Extracted records
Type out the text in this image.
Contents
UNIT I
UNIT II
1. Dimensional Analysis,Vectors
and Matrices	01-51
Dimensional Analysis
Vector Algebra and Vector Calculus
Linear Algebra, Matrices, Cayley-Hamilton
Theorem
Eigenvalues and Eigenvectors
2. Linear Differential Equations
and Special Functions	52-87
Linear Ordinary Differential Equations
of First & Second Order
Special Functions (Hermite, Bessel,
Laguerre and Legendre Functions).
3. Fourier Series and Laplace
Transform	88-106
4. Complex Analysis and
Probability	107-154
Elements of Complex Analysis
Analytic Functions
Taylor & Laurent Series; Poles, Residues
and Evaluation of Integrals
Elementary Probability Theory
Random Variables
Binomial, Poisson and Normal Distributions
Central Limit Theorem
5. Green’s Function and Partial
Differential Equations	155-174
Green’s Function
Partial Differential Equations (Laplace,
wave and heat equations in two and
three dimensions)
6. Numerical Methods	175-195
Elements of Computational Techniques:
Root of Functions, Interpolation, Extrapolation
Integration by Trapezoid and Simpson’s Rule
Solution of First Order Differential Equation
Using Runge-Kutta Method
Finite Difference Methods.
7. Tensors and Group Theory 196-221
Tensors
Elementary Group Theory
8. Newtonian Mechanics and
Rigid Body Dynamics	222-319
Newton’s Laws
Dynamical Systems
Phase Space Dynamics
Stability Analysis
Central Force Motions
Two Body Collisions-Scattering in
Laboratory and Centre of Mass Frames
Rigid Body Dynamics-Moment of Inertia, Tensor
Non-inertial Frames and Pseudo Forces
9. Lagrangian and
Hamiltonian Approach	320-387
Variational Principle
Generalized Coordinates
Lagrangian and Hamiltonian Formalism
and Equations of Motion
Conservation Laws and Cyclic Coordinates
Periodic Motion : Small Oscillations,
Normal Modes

__Your task__
Please restate the whole listing word for word.

__Solution below__
Type out the text in this image.
Contents
UNIT I
UNIT II
1. Dimensional Analysis,Vectors
and Matrices	01-51
Dimensional Analysis
Vector Algebra and Vector Calculus
Linear Algebra, Matrices, Cayley-Hamilton
Theorem
Eigenvalues and Eigenvectors
2. Linear Differential Equations
and Special Functions	52-87
Linear Ordinary Differential Equations
of First & Second Order
Special Functions (Hermite, Bessel,
Laguerre and Legendre Functions).
3. Fourier Series and Laplace
Transform	88-106
4. Complex Analysis and
Probability	107-154
Elements of Complex Analysis
Analytic Functions
Taylor & Laurent Series; Poles, Residues
and Evaluation of Integrals
Elementary Probability Theory
Random Variables
Binomial, Poisson and Normal Distributions
Central Limit Theorem
5. Green’s Function and Partial
Differential Equations	155-174
Green’s Function
Partial Differential Equations (Laplace,
wave and heat equations in two and
three dimensions)
6. Numerical Methods	175-195
Elements of Computational Techniques:
Root of Functions, Interpolation, Extrapolation
Integration by Trapezoid and Simpson’s Rule
Solution of First Order Differential Equation
Using Runge-Kutta Method
Finite Difference Methods.
7. Tensors and Group Theory 196-221
Tensors
Elementary Group Theory
8. Newtonian Mechanics and
Rigid Body Dynamics	222-319
Newton’s Laws
Dynamical Systems
Phase Space Dynamics
Stability Analysis
Central Force Motions
Two Body Collisions-Scattering in
Laboratory and Centre of Mass Frames
Rigid Body Dynamics-Moment of Inertia, Tensor
Non-inertial Frames and Pseudo Forces
9. Lagrangian and
Hamiltonian Approach	320-387
Variational Principle
Generalized Coordinates
Lagrangian and Hamiltonian Formalism
and Equations of Motion
Conservation Laws and Cyclic Coordinates
Periodic Motion : Small Oscillations,
Normal Modes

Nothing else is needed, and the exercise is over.